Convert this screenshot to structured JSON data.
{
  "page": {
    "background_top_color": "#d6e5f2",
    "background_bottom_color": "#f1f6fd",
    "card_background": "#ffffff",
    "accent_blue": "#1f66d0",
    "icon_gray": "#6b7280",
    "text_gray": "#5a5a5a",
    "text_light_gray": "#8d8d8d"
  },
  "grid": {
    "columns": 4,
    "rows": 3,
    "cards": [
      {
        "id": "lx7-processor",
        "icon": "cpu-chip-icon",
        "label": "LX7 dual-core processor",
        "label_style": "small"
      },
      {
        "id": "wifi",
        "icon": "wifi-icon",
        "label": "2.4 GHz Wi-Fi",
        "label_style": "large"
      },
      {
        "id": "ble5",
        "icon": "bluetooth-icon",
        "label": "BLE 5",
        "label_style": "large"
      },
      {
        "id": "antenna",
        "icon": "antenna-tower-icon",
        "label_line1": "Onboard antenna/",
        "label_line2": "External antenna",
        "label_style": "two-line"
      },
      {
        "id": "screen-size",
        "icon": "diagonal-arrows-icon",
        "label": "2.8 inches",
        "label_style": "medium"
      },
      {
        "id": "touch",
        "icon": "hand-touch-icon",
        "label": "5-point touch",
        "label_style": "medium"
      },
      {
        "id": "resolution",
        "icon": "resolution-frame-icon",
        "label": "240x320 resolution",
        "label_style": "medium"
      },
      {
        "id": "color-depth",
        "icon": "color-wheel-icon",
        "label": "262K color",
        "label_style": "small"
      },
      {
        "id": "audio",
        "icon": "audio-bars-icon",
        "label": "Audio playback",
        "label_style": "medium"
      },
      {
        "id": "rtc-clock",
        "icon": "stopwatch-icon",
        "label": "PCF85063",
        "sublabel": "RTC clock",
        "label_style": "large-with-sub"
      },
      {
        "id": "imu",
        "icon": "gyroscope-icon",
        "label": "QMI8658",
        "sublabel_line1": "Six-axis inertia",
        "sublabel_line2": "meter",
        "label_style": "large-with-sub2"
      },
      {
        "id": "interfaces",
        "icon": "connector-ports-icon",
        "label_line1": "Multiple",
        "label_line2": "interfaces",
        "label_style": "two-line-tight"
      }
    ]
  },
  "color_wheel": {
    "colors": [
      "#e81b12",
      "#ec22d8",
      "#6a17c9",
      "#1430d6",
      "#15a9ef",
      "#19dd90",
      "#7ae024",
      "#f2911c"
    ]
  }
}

STATED EXERCISE - Check each line of the records above for "interfaces", and copy those that have it.

RESULT OF THE TASK -
        "id": "interfaces",
        "label_line2": "interfaces",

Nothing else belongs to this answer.